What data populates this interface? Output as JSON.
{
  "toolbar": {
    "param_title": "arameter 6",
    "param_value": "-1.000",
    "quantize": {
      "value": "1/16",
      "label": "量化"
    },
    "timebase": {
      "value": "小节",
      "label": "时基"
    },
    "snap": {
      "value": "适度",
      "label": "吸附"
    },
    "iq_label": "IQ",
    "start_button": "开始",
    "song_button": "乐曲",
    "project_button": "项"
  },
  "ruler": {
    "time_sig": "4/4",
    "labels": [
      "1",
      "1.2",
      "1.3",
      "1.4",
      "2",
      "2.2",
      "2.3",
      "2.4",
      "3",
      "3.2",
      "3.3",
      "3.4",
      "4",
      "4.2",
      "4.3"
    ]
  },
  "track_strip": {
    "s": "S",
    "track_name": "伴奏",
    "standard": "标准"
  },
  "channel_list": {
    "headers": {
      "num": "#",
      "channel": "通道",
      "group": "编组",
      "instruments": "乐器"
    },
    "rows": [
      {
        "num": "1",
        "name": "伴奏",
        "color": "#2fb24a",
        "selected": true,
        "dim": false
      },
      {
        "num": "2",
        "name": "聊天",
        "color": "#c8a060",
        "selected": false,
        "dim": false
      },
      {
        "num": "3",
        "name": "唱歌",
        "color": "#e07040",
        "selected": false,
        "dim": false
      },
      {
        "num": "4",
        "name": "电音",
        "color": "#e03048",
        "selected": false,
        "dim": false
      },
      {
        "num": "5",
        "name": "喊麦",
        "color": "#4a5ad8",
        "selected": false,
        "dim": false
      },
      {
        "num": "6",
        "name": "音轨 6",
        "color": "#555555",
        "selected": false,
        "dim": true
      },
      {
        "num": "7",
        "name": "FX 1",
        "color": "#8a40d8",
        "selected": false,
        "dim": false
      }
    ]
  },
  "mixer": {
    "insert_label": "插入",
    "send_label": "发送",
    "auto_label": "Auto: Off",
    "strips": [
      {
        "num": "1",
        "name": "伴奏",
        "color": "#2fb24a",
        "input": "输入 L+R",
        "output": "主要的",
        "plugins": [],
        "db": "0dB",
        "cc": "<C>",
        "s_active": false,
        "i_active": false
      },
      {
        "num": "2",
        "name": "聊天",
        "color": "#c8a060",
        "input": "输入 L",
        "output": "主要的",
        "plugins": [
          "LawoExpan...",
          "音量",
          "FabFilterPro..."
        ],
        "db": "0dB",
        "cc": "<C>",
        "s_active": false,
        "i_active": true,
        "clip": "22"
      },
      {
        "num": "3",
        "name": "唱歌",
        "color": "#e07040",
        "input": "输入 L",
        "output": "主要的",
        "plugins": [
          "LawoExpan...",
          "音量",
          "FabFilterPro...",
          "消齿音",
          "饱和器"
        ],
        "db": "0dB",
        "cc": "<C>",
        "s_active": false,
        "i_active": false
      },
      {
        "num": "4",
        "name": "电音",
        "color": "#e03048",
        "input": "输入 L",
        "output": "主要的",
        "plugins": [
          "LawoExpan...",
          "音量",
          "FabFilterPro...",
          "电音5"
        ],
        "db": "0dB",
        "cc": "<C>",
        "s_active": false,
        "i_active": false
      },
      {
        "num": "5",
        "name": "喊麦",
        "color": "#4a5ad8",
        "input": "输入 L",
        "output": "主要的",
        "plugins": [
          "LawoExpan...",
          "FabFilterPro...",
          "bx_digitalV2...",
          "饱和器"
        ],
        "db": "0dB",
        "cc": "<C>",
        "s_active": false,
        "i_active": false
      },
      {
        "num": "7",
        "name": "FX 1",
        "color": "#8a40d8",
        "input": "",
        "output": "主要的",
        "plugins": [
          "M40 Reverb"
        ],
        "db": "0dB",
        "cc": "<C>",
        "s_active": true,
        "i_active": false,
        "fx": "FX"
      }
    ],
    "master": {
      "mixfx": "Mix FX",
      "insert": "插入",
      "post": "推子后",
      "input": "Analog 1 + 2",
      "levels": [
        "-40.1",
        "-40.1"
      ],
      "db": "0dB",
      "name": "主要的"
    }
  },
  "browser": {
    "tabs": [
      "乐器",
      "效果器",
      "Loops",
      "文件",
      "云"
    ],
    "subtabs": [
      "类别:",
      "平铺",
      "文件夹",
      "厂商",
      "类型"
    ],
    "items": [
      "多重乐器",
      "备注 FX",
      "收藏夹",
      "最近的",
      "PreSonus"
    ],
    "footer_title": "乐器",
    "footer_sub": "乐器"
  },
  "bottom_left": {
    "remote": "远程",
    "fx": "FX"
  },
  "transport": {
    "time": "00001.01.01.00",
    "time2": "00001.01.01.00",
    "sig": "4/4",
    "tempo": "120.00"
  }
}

┄┄┄┄┄┄┄┄┄┄┄┄┄┄┄┄┄┄┄┄

Requirements ->
Exactly reproduce every line found in the records.

Written response ->
What data populates this interface? Output as JSON.
{
  "toolbar": {
    "param_title": "arameter 6",
    "param_value": "-1.000",
    "quantize": {
      "value": "1/16",
      "label": "量化"
    },
    "timebase": {
      "value": "小节",
      "label": "时基"
    },
    "snap": {
      "value": "适度",
      "label": "吸附"
    },
    "iq_label": "IQ",
    "start_button": "开始",
    "song_button": "乐曲",
    "project_button": "项"
  },
  "ruler": {
    "time_sig": "4/4",
    "labels": [
      "1",
      "1.2",
      "1.3",
      "1.4",
      "2",
      "2.2",
      "2.3",
      "2.4",
      "3",
      "3.2",
      "3.3",
      "3.4",
      "4",
      "4.2",
      "4.3"
    ]
  },
  "track_strip": {
    "s": "S",
    "track_name": "伴奏",
    "standard": "标准"
  },
  "channel_list": {
    "headers": {
      "num": "#",
      "channel": "通道",
      "group": "编组",
      "instruments": "乐器"
    },
    "rows": [
      {
        "num": "1",
        "name": "伴奏",
        "color": "#2fb24a",
        "selected": true,
        "dim": false
      },
      {
        "num": "2",
        "name": "聊天",
        "color": "#c8a060",
        "selected": false,
        "dim": false
      },
      {
        "num": "3",
        "name": "唱歌",
        "color": "#e07040",
        "selected": false,
        "dim": false
      },
      {
        "num": "4",
        "name": "电音",
        "color": "#e03048",
        "selected": false,
        "dim": false
      },
      {
        "num": "5",
        "name": "喊麦",
        "color": "#4a5ad8",
        "selected": false,
        "dim": false
      },
      {
        "num": "6",
        "name": "音轨 6",
        "color": "#555555",
        "selected": false,
        "dim": true
      },
      {
        "num": "7",
        "name": "FX 1",
        "color": "#8a40d8",
        "selected": false,
        "dim": false
      }
    ]
  },
  "mixer": {
    "insert_label": "插入",
    "send_label": "发送",
    "auto_label": "Auto: Off",
    "strips": [
      {
        "num": "1",
        "name": "伴奏",
        "color": "#2fb24a",
        "input": "输入 L+R",
        "output": "主要的",
        "plugins": [],
        "db": "0dB",
        "cc": "<C>",
        "s_active": false,
        "i_active": false
      },
      {
        "num": "2",
        "name": "聊天",
        "color": "#c8a060",
        "input": "输入 L",
        "output": "主要的",
        "plugins": [
          "LawoExpan...",
          "音量",
          "FabFilterPro..."
        ],
        "db": "0dB",
        "cc": "<C>",
        "s_active": false,
        "i_active": true,
        "clip": "22"
      },
      {
        "num": "3",
        "name": "唱歌",
        "color": "#e07040",
        "input": "输入 L",
        "output": "主要的",
        "plugins": [
          "LawoExpan...",
          "音量",
          "FabFilterPro...",
          "消齿音",
          "饱和器"
        ],
        "db": "0dB",
        "cc": "<C>",
        "s_active": false,
        "i_active": false
      },
      {
        "num": "4",
        "name": "电音",
        "color": "#e03048",
        "input": "输入 L",
        "output": "主要的",
        "plugins": [
          "LawoExpan...",
          "音量",
          "FabFilterPro...",
          "电音5"
        ],
        "db": "0dB",
        "cc": "<C>",
        "s_active": false,
        "i_active": false
      },
      {
        "num": "5",
        "name": "喊麦",
        "color": "#4a5ad8",
        "input": "输入 L",
        "output": "主要的",
        "plugins": [
          "LawoExpan...",
          "FabFilterPro...",
          "bx_digitalV2...",
          "饱和器"
        ],
        "db": "0dB",
        "cc": "<C>",
        "s_active": false,
        "i_active": false
      },
      {
        "num": "7",
        "name": "FX 1",
        "color": "#8a40d8",
        "input": "",
        "output": "主要的",
        "plugins": [
          "M40 Reverb"
        ],
        "db": "0dB",
        "cc": "<C>",
        "s_active": true,
        "i_active": false,
        "fx": "FX"
      }
    ],
    "master": {
      "mixfx": "Mix FX",
      "insert": "插入",
      "post": "推子后",
      "input": "Analog 1 + 2",
      "levels": [
        "-40.1",
        "-40.1"
      ],
      "db": "0dB",
      "name": "主要的"
    }
  },
  "browser": {
    "tabs": [
      "乐器",
      "效果器",
      "Loops",
      "文件",
      "云"
    ],
    "subtabs": [
      "类别:",
      "平铺",
      "文件夹",
      "厂商",
      "类型"
    ],
    "items": [
      "多重乐器",
      "备注 FX",
      "收藏夹",
      "最近的",
      "PreSonus"
    ],
    "footer_title": "乐器",
    "footer_sub": "乐器"
  },
  "bottom_left": {
    "remote": "远程",
    "fx": "FX"
  },
  "transport": {
    "time": "00001.01.01.00",
    "time2": "00001.01.01.00",
    "sig": "4/4",
    "tempo": "120.00"
  }
}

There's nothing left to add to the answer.